• Task to carry out
Where the string "html" occurs in the material below, report the whole line.

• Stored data
════════
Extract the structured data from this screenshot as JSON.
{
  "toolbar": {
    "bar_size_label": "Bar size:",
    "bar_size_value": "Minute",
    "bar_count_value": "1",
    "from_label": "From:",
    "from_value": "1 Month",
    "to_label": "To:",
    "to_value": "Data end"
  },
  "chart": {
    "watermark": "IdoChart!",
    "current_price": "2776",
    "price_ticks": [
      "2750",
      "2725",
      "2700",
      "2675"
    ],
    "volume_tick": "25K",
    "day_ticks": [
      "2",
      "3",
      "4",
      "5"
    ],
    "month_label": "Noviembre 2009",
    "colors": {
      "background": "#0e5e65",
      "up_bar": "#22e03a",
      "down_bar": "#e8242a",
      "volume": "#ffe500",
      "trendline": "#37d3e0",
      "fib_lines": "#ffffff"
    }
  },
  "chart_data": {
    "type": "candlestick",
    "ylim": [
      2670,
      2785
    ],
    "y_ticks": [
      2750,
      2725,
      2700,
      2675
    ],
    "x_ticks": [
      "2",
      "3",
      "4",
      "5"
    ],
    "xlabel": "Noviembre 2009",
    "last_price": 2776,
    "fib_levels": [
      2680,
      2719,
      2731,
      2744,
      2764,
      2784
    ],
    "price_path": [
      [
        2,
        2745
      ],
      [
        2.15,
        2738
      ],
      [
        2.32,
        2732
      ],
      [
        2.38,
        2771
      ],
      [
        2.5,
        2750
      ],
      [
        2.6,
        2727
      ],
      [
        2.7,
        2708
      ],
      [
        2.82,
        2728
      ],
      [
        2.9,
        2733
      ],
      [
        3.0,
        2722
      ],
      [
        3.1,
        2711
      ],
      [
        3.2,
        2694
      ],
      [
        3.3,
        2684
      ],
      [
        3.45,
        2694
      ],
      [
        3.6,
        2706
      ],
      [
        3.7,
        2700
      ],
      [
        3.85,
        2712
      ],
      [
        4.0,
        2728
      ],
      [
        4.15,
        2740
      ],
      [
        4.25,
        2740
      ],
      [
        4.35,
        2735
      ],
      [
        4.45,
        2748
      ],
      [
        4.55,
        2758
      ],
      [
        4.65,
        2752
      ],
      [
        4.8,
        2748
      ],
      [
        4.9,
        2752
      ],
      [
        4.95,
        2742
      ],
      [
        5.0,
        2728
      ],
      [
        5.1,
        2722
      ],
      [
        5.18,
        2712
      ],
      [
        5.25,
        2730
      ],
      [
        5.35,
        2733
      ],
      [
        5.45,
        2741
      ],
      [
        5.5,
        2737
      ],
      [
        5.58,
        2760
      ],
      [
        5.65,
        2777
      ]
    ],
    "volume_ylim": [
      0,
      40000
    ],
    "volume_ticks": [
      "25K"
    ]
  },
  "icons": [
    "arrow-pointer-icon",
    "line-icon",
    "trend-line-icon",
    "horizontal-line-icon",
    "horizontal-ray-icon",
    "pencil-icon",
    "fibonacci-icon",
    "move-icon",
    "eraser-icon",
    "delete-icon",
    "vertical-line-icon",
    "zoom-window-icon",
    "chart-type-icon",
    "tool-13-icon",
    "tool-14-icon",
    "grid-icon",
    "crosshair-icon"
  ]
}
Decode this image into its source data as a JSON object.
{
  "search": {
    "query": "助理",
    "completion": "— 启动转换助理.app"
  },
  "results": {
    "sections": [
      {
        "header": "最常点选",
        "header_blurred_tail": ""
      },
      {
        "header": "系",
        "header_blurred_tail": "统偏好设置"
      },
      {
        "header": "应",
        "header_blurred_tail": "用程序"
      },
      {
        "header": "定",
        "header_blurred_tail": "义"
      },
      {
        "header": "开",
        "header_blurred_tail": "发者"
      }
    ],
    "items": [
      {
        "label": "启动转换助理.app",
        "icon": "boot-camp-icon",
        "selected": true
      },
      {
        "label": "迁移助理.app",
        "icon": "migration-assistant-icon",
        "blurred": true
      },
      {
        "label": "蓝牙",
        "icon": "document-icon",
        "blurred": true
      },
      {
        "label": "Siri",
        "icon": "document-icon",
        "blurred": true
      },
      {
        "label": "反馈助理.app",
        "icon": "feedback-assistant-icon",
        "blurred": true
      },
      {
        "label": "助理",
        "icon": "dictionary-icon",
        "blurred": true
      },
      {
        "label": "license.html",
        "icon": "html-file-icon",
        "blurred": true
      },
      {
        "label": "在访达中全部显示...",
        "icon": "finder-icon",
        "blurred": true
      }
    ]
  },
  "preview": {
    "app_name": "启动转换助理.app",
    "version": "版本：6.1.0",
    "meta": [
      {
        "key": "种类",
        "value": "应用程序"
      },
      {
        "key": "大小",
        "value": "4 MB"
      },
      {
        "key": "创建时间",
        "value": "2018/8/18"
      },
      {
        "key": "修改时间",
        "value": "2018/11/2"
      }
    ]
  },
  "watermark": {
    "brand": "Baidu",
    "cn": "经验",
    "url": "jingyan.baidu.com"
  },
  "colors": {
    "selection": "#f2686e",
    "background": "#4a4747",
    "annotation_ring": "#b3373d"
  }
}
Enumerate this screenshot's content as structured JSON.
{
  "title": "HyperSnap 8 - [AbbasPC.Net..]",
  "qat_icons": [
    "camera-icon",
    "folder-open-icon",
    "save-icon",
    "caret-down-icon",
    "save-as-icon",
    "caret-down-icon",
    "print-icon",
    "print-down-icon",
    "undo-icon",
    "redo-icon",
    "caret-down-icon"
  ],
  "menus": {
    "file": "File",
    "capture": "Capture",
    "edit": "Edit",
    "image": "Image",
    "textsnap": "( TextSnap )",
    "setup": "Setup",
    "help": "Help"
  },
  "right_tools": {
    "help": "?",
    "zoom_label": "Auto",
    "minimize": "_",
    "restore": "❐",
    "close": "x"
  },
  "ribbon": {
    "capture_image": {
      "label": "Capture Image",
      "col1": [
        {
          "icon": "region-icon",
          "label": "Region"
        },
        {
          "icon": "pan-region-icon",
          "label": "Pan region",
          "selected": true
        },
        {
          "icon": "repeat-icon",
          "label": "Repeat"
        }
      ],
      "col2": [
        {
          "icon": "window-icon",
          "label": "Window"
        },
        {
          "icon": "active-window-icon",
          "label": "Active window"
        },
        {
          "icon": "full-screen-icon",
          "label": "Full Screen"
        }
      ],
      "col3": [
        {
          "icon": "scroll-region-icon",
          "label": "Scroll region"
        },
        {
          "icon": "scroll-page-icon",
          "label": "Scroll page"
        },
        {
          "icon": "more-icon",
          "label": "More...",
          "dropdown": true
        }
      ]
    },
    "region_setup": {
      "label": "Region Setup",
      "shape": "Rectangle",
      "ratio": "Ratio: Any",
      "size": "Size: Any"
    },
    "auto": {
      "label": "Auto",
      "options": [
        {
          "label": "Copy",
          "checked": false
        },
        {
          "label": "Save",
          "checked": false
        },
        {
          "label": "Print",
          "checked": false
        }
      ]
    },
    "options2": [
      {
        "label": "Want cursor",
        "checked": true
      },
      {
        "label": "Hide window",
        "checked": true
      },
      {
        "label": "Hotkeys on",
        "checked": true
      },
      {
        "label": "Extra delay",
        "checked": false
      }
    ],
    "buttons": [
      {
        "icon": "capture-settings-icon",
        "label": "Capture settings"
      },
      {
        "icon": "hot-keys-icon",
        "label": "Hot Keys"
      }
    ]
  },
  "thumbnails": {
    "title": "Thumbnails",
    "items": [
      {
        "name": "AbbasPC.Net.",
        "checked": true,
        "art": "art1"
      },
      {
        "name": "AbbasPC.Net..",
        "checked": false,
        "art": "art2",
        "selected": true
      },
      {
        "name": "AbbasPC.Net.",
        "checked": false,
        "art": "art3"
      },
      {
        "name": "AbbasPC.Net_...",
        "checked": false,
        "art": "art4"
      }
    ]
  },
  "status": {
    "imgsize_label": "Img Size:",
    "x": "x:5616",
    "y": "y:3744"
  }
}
════════
• Answer in full
        "label": "license.html",
        "icon": "html-file-icon",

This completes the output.